# The request:
Show each line of the data below that has the string "řešení" in it.

# Entries:
────────────────────────────────────────
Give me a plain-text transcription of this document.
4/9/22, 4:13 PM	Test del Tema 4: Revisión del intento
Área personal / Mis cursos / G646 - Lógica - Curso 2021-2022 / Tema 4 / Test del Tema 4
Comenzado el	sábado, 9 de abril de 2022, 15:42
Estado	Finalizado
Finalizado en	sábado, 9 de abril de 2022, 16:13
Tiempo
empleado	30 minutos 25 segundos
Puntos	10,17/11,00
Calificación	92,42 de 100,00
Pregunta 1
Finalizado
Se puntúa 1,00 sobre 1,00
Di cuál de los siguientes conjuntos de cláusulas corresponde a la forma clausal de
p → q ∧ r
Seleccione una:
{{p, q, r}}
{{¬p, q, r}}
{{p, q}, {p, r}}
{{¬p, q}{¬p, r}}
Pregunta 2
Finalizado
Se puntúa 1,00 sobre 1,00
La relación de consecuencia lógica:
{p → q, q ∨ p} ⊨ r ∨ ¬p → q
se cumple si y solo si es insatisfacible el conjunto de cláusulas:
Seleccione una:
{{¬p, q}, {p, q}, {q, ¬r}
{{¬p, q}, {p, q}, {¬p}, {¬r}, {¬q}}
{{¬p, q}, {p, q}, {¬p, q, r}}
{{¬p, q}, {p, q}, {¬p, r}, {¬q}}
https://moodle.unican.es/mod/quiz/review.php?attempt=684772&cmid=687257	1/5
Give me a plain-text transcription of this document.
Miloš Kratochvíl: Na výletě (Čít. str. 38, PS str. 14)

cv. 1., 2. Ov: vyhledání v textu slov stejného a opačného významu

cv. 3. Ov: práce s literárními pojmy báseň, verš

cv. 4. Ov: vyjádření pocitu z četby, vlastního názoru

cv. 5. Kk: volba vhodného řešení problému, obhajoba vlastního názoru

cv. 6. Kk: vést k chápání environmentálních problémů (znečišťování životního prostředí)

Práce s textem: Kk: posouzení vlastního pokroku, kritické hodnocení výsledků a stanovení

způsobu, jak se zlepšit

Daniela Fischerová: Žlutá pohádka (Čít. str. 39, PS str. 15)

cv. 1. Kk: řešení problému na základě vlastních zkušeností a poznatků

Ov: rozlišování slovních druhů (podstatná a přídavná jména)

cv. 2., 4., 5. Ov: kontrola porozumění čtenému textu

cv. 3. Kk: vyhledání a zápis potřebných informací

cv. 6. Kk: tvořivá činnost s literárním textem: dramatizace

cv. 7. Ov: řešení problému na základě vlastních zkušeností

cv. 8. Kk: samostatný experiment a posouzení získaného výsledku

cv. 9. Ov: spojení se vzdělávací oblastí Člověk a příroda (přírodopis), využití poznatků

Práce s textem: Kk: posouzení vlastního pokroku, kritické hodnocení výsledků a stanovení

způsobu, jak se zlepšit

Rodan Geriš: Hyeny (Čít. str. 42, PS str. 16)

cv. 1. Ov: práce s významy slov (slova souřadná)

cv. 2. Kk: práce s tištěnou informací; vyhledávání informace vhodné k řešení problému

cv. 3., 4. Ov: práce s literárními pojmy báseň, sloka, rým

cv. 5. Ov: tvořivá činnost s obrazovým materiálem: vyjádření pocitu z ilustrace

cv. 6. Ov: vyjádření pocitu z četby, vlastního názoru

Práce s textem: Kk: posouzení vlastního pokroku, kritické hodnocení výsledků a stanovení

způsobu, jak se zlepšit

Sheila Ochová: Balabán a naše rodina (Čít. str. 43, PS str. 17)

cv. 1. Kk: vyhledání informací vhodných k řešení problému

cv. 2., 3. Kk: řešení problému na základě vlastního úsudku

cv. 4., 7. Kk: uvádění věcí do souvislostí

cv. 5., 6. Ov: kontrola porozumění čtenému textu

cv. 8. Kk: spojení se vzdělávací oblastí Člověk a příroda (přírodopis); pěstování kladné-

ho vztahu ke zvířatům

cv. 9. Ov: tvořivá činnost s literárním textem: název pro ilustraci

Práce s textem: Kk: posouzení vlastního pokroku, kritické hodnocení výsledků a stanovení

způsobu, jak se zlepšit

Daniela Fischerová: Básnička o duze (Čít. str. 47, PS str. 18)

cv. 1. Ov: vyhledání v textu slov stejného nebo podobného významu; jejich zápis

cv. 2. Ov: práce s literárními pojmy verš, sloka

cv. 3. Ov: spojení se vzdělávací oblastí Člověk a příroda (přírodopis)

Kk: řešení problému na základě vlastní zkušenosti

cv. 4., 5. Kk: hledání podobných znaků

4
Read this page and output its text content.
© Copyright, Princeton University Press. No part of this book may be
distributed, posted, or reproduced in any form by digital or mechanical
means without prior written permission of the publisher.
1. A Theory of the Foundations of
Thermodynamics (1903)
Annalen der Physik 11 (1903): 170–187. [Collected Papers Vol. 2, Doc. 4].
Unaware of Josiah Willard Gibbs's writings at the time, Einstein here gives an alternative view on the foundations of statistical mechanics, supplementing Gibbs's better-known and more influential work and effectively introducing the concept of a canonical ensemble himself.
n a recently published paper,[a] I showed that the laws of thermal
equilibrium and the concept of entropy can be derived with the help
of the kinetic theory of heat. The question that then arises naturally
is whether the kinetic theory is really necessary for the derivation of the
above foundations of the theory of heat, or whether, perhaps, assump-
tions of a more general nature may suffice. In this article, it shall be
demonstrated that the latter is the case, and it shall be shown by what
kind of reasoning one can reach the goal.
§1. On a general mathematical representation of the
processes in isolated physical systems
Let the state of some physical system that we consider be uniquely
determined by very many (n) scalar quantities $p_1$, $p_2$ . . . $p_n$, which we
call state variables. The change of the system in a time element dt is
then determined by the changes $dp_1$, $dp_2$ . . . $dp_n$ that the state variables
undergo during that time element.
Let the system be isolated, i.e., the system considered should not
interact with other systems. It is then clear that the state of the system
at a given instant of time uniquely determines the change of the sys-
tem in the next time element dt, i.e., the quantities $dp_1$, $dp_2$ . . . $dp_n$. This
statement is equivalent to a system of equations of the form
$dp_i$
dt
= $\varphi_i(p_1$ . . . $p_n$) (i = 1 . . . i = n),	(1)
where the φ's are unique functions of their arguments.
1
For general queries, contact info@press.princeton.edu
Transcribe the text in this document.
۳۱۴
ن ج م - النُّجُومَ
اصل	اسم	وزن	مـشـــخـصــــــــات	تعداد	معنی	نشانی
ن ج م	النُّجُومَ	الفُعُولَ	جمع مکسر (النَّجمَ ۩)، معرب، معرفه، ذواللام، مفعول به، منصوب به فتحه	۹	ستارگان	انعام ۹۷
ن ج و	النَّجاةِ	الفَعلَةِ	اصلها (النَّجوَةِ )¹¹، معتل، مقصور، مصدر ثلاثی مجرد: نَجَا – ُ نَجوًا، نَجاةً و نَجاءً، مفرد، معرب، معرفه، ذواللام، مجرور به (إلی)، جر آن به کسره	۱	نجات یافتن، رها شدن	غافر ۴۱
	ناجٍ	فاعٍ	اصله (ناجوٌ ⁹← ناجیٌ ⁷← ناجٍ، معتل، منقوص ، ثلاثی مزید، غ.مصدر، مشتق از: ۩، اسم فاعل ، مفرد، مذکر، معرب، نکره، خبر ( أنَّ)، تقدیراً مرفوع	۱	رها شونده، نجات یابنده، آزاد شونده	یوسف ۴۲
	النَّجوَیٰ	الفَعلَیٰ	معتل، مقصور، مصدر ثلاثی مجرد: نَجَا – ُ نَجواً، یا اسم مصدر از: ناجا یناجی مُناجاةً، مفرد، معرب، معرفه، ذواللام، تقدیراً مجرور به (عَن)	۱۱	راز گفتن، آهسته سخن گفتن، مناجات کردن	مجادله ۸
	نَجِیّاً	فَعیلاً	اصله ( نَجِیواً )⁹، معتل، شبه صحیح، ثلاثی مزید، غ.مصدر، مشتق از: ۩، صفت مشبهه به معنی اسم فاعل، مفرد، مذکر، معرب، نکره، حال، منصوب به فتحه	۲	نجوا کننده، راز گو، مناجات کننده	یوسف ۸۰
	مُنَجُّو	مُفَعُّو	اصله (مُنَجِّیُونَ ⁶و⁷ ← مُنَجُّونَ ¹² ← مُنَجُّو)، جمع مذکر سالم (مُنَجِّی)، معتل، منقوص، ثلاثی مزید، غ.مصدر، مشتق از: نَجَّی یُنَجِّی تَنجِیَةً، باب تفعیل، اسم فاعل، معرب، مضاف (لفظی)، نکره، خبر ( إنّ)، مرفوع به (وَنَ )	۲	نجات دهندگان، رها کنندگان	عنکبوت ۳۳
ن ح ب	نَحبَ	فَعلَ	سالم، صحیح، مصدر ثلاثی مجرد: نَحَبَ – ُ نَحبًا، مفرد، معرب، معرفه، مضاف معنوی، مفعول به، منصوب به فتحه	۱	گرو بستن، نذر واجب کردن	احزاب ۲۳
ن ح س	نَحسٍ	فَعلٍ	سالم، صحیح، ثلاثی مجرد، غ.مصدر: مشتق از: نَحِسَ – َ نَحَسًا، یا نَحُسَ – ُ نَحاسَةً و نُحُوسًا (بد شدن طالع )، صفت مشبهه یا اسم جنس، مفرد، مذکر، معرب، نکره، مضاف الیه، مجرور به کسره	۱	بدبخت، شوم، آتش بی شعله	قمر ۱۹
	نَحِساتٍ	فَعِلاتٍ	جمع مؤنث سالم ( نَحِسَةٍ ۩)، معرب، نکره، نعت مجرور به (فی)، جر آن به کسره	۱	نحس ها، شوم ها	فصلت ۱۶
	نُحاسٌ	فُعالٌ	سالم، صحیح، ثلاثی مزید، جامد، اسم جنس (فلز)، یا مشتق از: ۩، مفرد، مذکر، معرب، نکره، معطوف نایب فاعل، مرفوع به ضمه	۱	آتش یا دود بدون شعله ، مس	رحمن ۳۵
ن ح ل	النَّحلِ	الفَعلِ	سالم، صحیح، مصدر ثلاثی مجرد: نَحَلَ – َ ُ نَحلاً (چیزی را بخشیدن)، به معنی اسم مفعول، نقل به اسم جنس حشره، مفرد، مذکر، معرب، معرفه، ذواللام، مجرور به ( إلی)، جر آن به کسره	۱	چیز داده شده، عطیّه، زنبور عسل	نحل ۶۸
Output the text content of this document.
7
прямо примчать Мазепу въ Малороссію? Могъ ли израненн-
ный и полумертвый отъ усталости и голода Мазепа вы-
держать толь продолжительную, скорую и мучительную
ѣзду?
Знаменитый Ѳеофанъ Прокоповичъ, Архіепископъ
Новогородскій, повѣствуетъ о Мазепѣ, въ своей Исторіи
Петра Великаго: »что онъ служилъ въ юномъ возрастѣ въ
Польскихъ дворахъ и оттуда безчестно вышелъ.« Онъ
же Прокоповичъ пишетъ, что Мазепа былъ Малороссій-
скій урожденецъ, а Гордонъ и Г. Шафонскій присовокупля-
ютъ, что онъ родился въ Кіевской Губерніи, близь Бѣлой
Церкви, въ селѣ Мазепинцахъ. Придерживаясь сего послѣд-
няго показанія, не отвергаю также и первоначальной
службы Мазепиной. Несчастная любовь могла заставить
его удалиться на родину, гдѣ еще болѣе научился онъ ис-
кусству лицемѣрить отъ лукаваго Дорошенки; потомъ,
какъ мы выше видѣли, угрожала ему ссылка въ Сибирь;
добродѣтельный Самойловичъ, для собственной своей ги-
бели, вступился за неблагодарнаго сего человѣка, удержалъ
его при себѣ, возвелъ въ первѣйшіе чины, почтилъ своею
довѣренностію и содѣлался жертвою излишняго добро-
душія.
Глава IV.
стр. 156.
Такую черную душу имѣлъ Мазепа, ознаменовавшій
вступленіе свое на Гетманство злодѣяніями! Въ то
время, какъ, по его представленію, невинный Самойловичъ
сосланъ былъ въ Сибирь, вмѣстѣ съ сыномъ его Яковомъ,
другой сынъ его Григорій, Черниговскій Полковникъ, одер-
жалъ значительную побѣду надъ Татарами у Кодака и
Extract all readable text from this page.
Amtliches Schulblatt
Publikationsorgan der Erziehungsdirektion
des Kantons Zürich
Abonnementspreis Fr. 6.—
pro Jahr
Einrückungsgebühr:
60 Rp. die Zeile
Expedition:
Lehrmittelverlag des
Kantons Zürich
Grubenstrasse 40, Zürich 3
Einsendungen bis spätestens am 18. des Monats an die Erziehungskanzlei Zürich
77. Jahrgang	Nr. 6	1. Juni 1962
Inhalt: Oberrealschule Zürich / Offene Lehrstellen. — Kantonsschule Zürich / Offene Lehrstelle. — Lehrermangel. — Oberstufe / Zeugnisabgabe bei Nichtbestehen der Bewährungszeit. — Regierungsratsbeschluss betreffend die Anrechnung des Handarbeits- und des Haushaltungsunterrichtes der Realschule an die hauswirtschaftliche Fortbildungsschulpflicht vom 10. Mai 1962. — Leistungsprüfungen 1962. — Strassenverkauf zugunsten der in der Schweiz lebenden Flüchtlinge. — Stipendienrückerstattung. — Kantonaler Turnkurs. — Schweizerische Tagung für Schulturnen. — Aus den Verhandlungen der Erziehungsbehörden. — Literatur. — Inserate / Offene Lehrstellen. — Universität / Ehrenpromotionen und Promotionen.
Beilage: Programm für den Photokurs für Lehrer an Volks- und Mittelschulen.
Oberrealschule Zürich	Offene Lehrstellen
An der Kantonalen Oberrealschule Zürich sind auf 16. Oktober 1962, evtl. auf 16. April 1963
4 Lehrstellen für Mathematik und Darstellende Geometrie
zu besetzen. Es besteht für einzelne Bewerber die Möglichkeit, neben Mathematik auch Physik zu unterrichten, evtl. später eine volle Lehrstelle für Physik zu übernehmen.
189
────────────────────────────────────────
# Response below:
cv. 5. Kk: volba vhodného řešení problému, obhajoba vlastního názoru
cv. 1. Kk: řešení problému na základě vlastních zkušeností a poznatků
cv. 7. Ov: řešení problému na základě vlastních zkušeností
cv. 2. Kk: práce s tištěnou informací; vyhledávání informace vhodné k řešení problému
cv. 1. Kk: vyhledání informací vhodných k řešení problému
cv. 2., 3. Kk: řešení problému na základě vlastního úsudku
Kk: řešení problému na základě vlastní zkušenosti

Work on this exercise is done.